** start **

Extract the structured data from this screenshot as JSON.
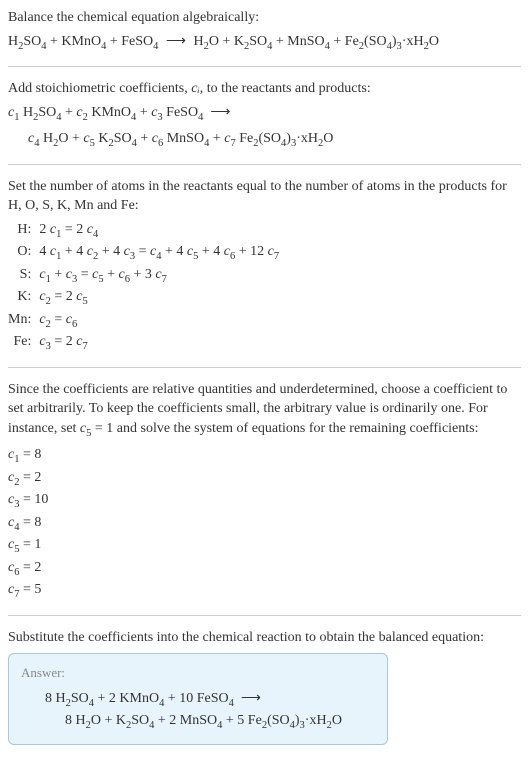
{
  "intro": {
    "line1": "Balance the chemical equation algebraically:",
    "eq_lhs": "H₂SO₄ + KMnO₄ + FeSO₄",
    "arrow": "⟶",
    "eq_rhs": "H₂O + K₂SO₄ + MnSO₄ + Fe₂(SO₄)₃·xH₂O"
  },
  "step1": {
    "text": "Add stoichiometric coefficients, ",
    "ci": "cᵢ",
    "text2": ", to the reactants and products:",
    "eq_line1": "c₁ H₂SO₄ + c₂ KMnO₄ + c₃ FeSO₄  ⟶",
    "eq_line2": "c₄ H₂O + c₅ K₂SO₄ + c₆ MnSO₄ + c₇ Fe₂(SO₄)₃·xH₂O"
  },
  "step2": {
    "text": "Set the number of atoms in the reactants equal to the number of atoms in the products for H, O, S, K, Mn and Fe:",
    "rows": [
      {
        "label": "H:",
        "eq": "2 c₁ = 2 c₄"
      },
      {
        "label": "O:",
        "eq": "4 c₁ + 4 c₂ + 4 c₃ = c₄ + 4 c₅ + 4 c₆ + 12 c₇"
      },
      {
        "label": "S:",
        "eq": "c₁ + c₃ = c₅ + c₆ + 3 c₇"
      },
      {
        "label": "K:",
        "eq": "c₂ = 2 c₅"
      },
      {
        "label": "Mn:",
        "eq": "c₂ = c₆"
      },
      {
        "label": "Fe:",
        "eq": "c₃ = 2 c₇"
      }
    ]
  },
  "step3": {
    "text": "Since the coefficients are relative quantities and underdetermined, choose a coefficient to set arbitrarily. To keep the coefficients small, the arbitrary value is ordinarily one. For instance, set c₅ = 1 and solve the system of equations for the remaining coefficients:",
    "coeffs": [
      "c₁ = 8",
      "c₂ = 2",
      "c₃ = 10",
      "c₄ = 8",
      "c₅ = 1",
      "c₆ = 2",
      "c₇ = 5"
    ]
  },
  "step4": {
    "text": "Substitute the coefficients into the chemical reaction to obtain the balanced equation:"
  },
  "answer": {
    "label": "Answer:",
    "line1": "8 H₂SO₄ + 2 KMnO₄ + 10 FeSO₄  ⟶",
    "line2": "8 H₂O + K₂SO₄ + 2 MnSO₄ + 5 Fe₂(SO₄)₃·xH₂O"
  },
  "chart_data": {
    "type": "table",
    "title": "Atom balance equations",
    "categories": [
      "H",
      "O",
      "S",
      "K",
      "Mn",
      "Fe"
    ],
    "equations": [
      "2 c1 = 2 c4",
      "4 c1 + 4 c2 + 4 c3 = c4 + 4 c5 + 4 c6 + 12 c7",
      "c1 + c3 = c5 + c6 + 3 c7",
      "c2 = 2 c5",
      "c2 = c6",
      "c3 = 2 c7"
    ],
    "solution": {
      "c1": 8,
      "c2": 2,
      "c3": 10,
      "c4": 8,
      "c5": 1,
      "c6": 2,
      "c7": 5
    }
  }
}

** end **

Stated exercise:
Copy all lines above containing the string "FeSO₄".

Exercise result:
    "eq_lhs": "H₂SO₄ + KMnO₄ + FeSO₄",
    "eq_line1": "c₁ H₂SO₄ + c₂ KMnO₄ + c₃ FeSO₄  ⟶",
    "line1": "8 H₂SO₄ + 2 KMnO₄ + 10 FeSO₄  ⟶",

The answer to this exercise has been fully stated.